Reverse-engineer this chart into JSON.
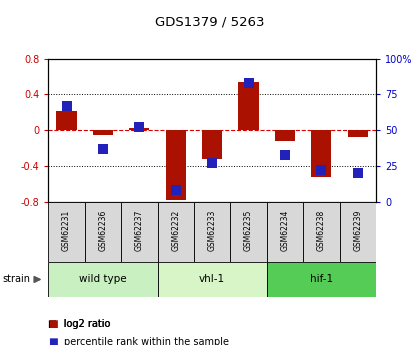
{
  "title": "GDS1379 / 5263",
  "samples": [
    "GSM62231",
    "GSM62236",
    "GSM62237",
    "GSM62232",
    "GSM62233",
    "GSM62235",
    "GSM62234",
    "GSM62238",
    "GSM62239"
  ],
  "log2_ratio": [
    0.22,
    -0.05,
    0.02,
    -0.78,
    -0.32,
    0.54,
    -0.12,
    -0.52,
    -0.07
  ],
  "percentile_rank": [
    67,
    37,
    52,
    8,
    27,
    83,
    33,
    22,
    20
  ],
  "groups": [
    {
      "label": "wild type",
      "start": 0,
      "end": 3,
      "color": "#c8f0c0"
    },
    {
      "label": "vhl-1",
      "start": 3,
      "end": 6,
      "color": "#d8f5c8"
    },
    {
      "label": "hif-1",
      "start": 6,
      "end": 9,
      "color": "#55cc55"
    }
  ],
  "ylim": [
    -0.8,
    0.8
  ],
  "yticks_left": [
    -0.8,
    -0.4,
    0.0,
    0.4,
    0.8
  ],
  "yticks_right": [
    0,
    25,
    50,
    75,
    100
  ],
  "bar_color": "#aa1100",
  "dot_color": "#2222bb",
  "hline_color": "#dd0000",
  "grid_color": "#000000",
  "bar_width": 0.55,
  "dot_size": 45,
  "sample_box_color": "#d8d8d8",
  "left_axis_color": "#cc0000",
  "right_axis_color": "#0000cc"
}
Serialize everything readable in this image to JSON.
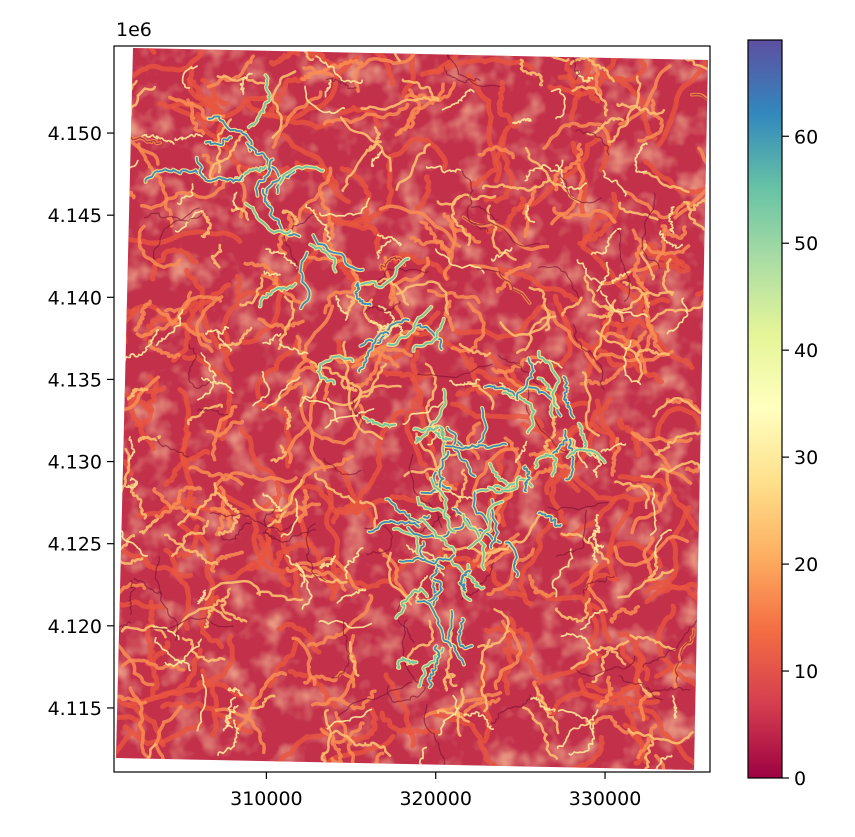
{
  "chart_data": {
    "type": "heatmap",
    "title": "",
    "xlabel": "",
    "ylabel": "",
    "x_ticks": [
      310000,
      320000,
      330000
    ],
    "x_tick_labels": [
      "310000",
      "320000",
      "330000"
    ],
    "y_ticks": [
      4.115,
      4.12,
      4.125,
      4.13,
      4.135,
      4.14,
      4.145,
      4.15
    ],
    "y_tick_labels": [
      "4.115",
      "4.120",
      "4.125",
      "4.130",
      "4.135",
      "4.140",
      "4.145",
      "4.150"
    ],
    "y_offset_label": "1e6",
    "xlim": [
      301000,
      336200
    ],
    "ylim": [
      4.1111,
      4.1553
    ],
    "colorbar": {
      "colormap": "Spectral",
      "range": [
        0,
        69
      ],
      "ticks": [
        0,
        10,
        20,
        30,
        40,
        50,
        60
      ],
      "tick_labels": [
        "0",
        "10",
        "20",
        "30",
        "40",
        "50",
        "60"
      ],
      "colors": [
        "#9e0142",
        "#d53e4f",
        "#f46d43",
        "#fdae61",
        "#fee08b",
        "#ffffbf",
        "#e6f598",
        "#abdda4",
        "#66c2a5",
        "#3288bd",
        "#5e4fa2"
      ]
    },
    "grid": false,
    "background_color": "#c2304a"
  }
}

-------------------------

Exercise task
Only lines holding the string "JSON" are wanted; gather each one from the entries above.

Output below
Reverse-engineer this chart into JSON.
Serialize everything readable in this image to JSON.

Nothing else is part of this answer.